• _Set task_
Write out the material again exactly, please, and omit the pictures.

═════ Items ═════

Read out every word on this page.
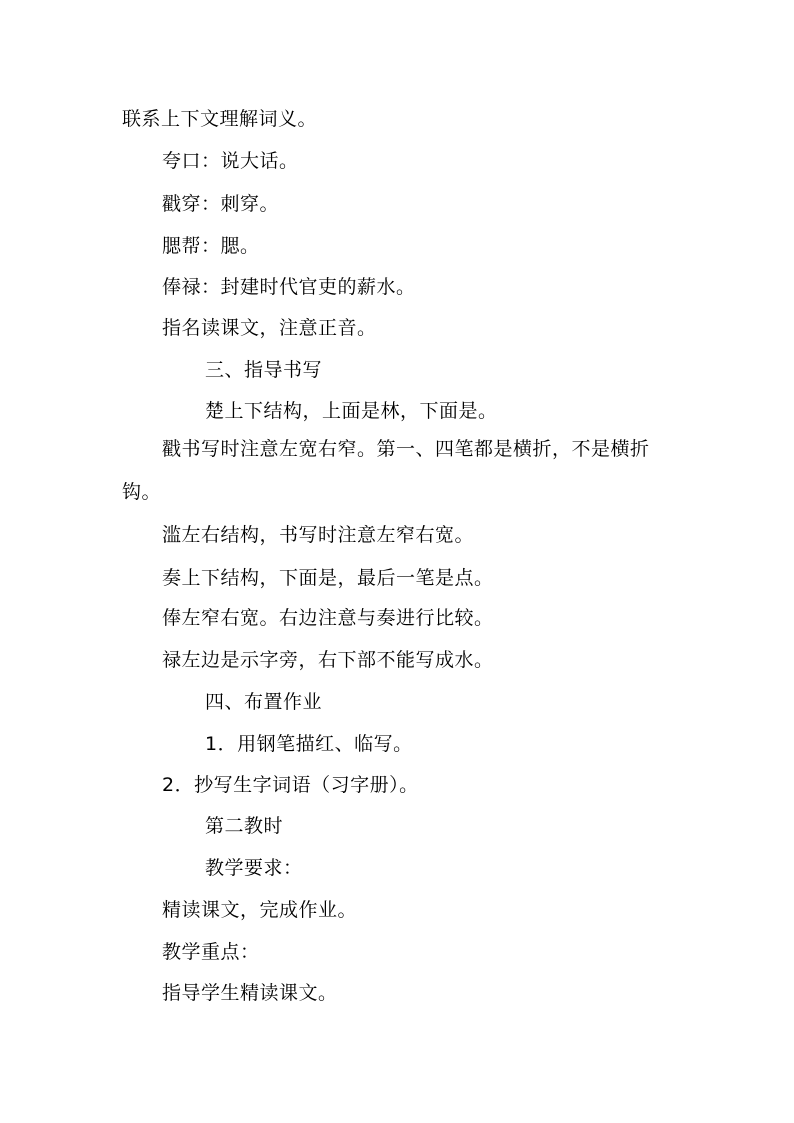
联系上下文理解词义。
夸口：说大话。
戳穿：刺穿。
腮帮：腮。
俸禄：封建时代官吏的薪水。
指名读课文，注意正音。
三、指导书写
楚上下结构，上面是林，下面是。
戳书写时注意左宽右窄。第一、四笔都是横折，不是横折钩。
滥左右结构，书写时注意左窄右宽。
奏上下结构，下面是，最后一笔是点。
俸左窄右宽。右边注意与奏进行比较。
禄左边是示字旁，右下部不能写成水。
四、布置作业
1．用钢笔描红、临写。
2．抄写生字词语（习字册）。
第二教时
教学要求：
精读课文，完成作业。
教学重点：
指导学生精读课文。
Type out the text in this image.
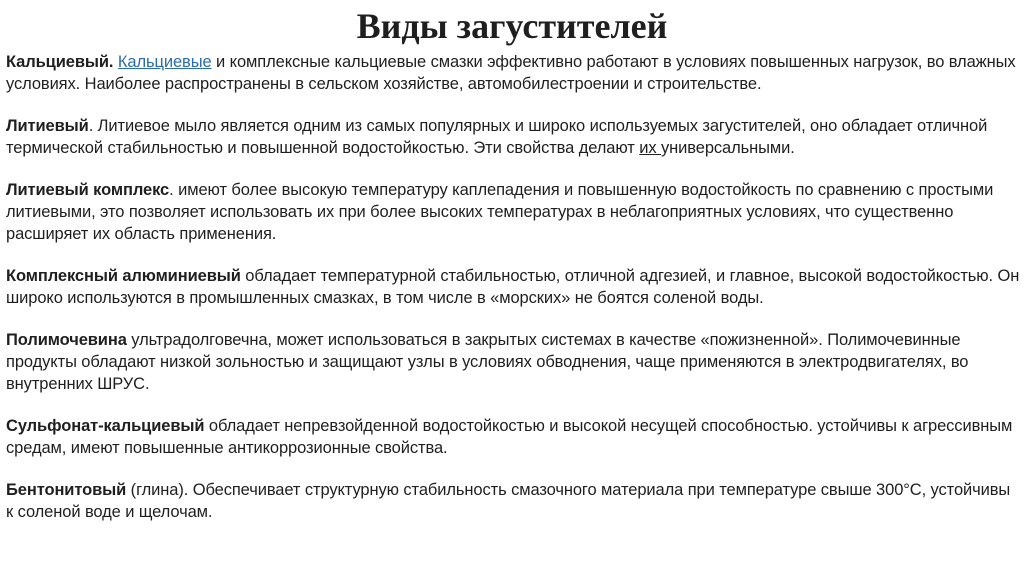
Виды загустителей

Кальциевый. Кальциевые и комплексные кальциевые смазки эффективно работают в условиях повышенных нагрузок, во влажных условиях. Наиболее распространены в сельском хозяйстве, автомобилестроении и строительстве.

Литиевый. Литиевое мыло является одним из самых популярных и широко используемых загустителей, оно обладает отличной термической стабильностью и повышенной водостойкостью. Эти свойства делают их универсальными.

Литиевый комплекс. имеют более высокую температуру каплепадения и повышенную водостойкость по сравнению с простыми литиевыми, это позволяет использовать их при более высоких температурах в неблагоприятных условиях, что существенно расширяет их область применения.

Комплексный алюминиевый обладает температурной стабильностью, отличной адгезией, и главное, высокой водостойкостью. Он широко используются в промышленных смазках, в том числе в «морских» не боятся соленой воды.

Полимочевина ультрадолговечна, может использоваться в закрытых системах в качестве «пожизненной». Полимочевинные продукты обладают низкой зольностью и защищают узлы в условиях обводнения, чаще применяются в электродвигателях, во внутренних ШРУС.

Сульфонат-кальциевый обладает непревзойденной водостойкостью и высокой несущей способностью. устойчивы к агрессивным средам, имеют повышенные антикоррозионные свойства.

Бентонитовый (глина). Обеспечивает структурную стабильность смазочного материала при температуре свыше 300°С, устойчивы к соленой воде и щелочам.
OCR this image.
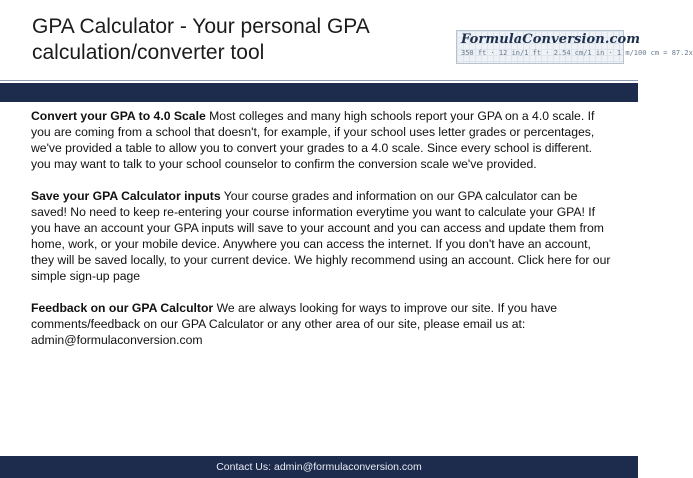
GPA Calculator - Your personal GPA
calculation/converter tool
FormulaConversion.com
350 ft · 12 in/1 ft · 2.54 cm/1 in · 1 m/100 cm = 87.2x

Convert your GPA to 4.0 Scale Most colleges and many high schools report your GPA on a 4.0 scale. If you are coming from a school that doesn't, for example, if your school uses letter grades or percentages, we've provided a table to allow you to convert your grades to a 4.0 scale. Since every school is different. you may want to talk to your school counselor to confirm the conversion scale we've provided.

Save your GPA Calculator inputs Your course grades and information on our GPA calculator can be saved! No need to keep re-entering your course information everytime you want to calculate your GPA! If you have an account your GPA inputs will save to your account and you can access and update them from home, work, or your mobile device. Anywhere you can access the internet. If you don't have an account, they will be saved locally, to your current device. We highly recommend using an account. Click here for our simple sign-up page

Feedback on our GPA Calcultor We are always looking for ways to improve our site. If you have comments/feedback on our GPA Calculator or any other area of our site, please email us at: admin@formulaconversion.com

Contact Us: admin@formulaconversion.com
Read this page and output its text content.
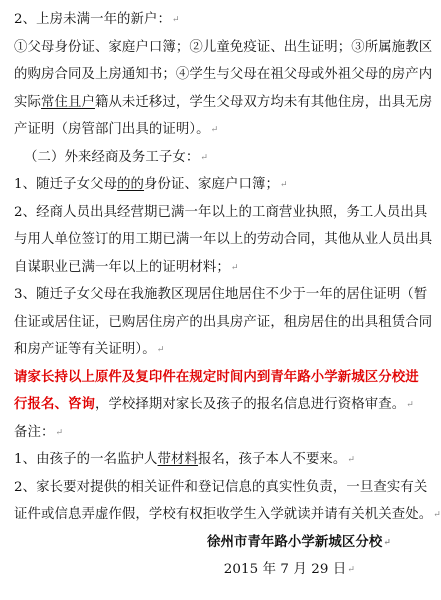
2、上房未满一年的新户：↵
①父母身份证、家庭户口簿；②儿童免疫证、出生证明；③所属施教区
的购房合同及上房通知书；④学生与父母在祖父母或外祖父母的房产内
实际常住且户籍从未迁移过，学生父母双方均未有其他住房，出具无房
产证明（房管部门出具的证明）。↵
（二）外来经商及务工子女：↵
1、随迁子女父母的的身份证、家庭户口簿；↵
2、经商人员出具经营期已满一年以上的工商营业执照，务工人员出具
与用人单位签订的用工期已满一年以上的劳动合同，其他从业人员出具
自谋职业已满一年以上的证明材料；↵
3、随迁子女父母在我施教区现居住地居住不少于一年的居住证明（暂
住证或居住证，已购居住房产的出具房产证，租房居住的出具租赁合同
和房产证等有关证明）。↵
请家长持以上原件及复印件在规定时间内到青年路小学新城区分校进
行报名、咨询，学校择期对家长及孩子的报名信息进行资格审查。↵
备注：↵
1、由孩子的一名监护人带材料报名，孩子本人不要来。↵
2、家长要对提供的相关证件和登记信息的真实性负责，一旦查实有关
证件或信息弄虚作假，学校有权拒收学生入学就读并请有关机关查处。↵
徐州市青年路小学新城区分校↵
2015 年 7 月 29 日↵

═════

• _Response to this exercise_
Read out every word on this page.
联系上下文理解词义。
夸口：说大话。
戳穿：刺穿。
腮帮：腮。
俸禄：封建时代官吏的薪水。
指名读课文，注意正音。
三、指导书写
楚上下结构，上面是林，下面是。
戳书写时注意左宽右窄。第一、四笔都是横折，不是横折钩。
滥左右结构，书写时注意左窄右宽。
奏上下结构，下面是，最后一笔是点。
俸左窄右宽。右边注意与奏进行比较。
禄左边是示字旁，右下部不能写成水。
四、布置作业
1．用钢笔描红、临写。
2．抄写生字词语（习字册）。
第二教时
教学要求：
精读课文，完成作业。
教学重点：
指导学生精读课文。
Type out the text in this image.
Виды загустителей

Кальциевый. Кальциевые и комплексные кальциевые смазки эффективно работают в условиях повышенных нагрузок, во влажных условиях. Наиболее распространены в сельском хозяйстве, автомобилестроении и строительстве.

Литиевый. Литиевое мыло является одним из самых популярных и широко используемых загустителей, оно обладает отличной термической стабильностью и повышенной водостойкостью. Эти свойства делают их универсальными.

Литиевый комплекс. имеют более высокую температуру каплепадения и повышенную водостойкость по сравнению с простыми литиевыми, это позволяет использовать их при более высоких температурах в неблагоприятных условиях, что существенно расширяет их область применения.

Комплексный алюминиевый обладает температурной стабильностью, отличной адгезией, и главное, высокой водостойкостью. Он широко используются в промышленных смазках, в том числе в «морских» не боятся соленой воды.

Полимочевина ультрадолговечна, может использоваться в закрытых системах в качестве «пожизненной». Полимочевинные продукты обладают низкой зольностью и защищают узлы в условиях обводнения, чаще применяются в электродвигателях, во внутренних ШРУС.

Сульфонат-кальциевый обладает непревзойденной водостойкостью и высокой несущей способностью. устойчивы к агрессивным средам, имеют повышенные антикоррозионные свойства.

Бентонитовый (глина). Обеспечивает структурную стабильность смазочного материала при температуре свыше 300°С, устойчивы к соленой воде и щелочам.
OCR this image.
GPA Calculator - Your personal GPA
calculation/converter tool
FormulaConversion.com
350 ft · 12 in/1 ft · 2.54 cm/1 in · 1 m/100 cm = 87.2x

Convert your GPA to 4.0 Scale Most colleges and many high schools report your GPA on a 4.0 scale. If you are coming from a school that doesn't, for example, if your school uses letter grades or percentages, we've provided a table to allow you to convert your grades to a 4.0 scale. Since every school is different. you may want to talk to your school counselor to confirm the conversion scale we've provided.

Save your GPA Calculator inputs Your course grades and information on our GPA calculator can be saved! No need to keep re-entering your course information everytime you want to calculate your GPA! If you have an account your GPA inputs will save to your account and you can access and update them from home, work, or your mobile device. Anywhere you can access the internet. If you don't have an account, they will be saved locally, to your current device. We highly recommend using an account. Click here for our simple sign-up page

Feedback on our GPA Calcultor We are always looking for ways to improve our site. If you have comments/feedback on our GPA Calculator or any other area of our site, please email us at: admin@formulaconversion.com

Contact Us: admin@formulaconversion.com
Read this page and output its text content.
2、上房未满一年的新户：↵
①父母身份证、家庭户口簿；②儿童免疫证、出生证明；③所属施教区
的购房合同及上房通知书；④学生与父母在祖父母或外祖父母的房产内
实际常住且户籍从未迁移过，学生父母双方均未有其他住房，出具无房
产证明（房管部门出具的证明）。↵
（二）外来经商及务工子女：↵
1、随迁子女父母的的身份证、家庭户口簿；↵
2、经商人员出具经营期已满一年以上的工商营业执照，务工人员出具
与用人单位签订的用工期已满一年以上的劳动合同，其他从业人员出具
自谋职业已满一年以上的证明材料；↵
3、随迁子女父母在我施教区现居住地居住不少于一年的居住证明（暂
住证或居住证，已购居住房产的出具房产证，租房居住的出具租赁合同
和房产证等有关证明）。↵
请家长持以上原件及复印件在规定时间内到青年路小学新城区分校进
行报名、咨询，学校择期对家长及孩子的报名信息进行资格审查。↵
备注：↵
1、由孩子的一名监护人带材料报名，孩子本人不要来。↵
2、家长要对提供的相关证件和登记信息的真实性负责，一旦查实有关
证件或信息弄虚作假，学校有权拒收学生入学就读并请有关机关查处。↵
徐州市青年路小学新城区分校↵
2015 年 7 月 29 日↵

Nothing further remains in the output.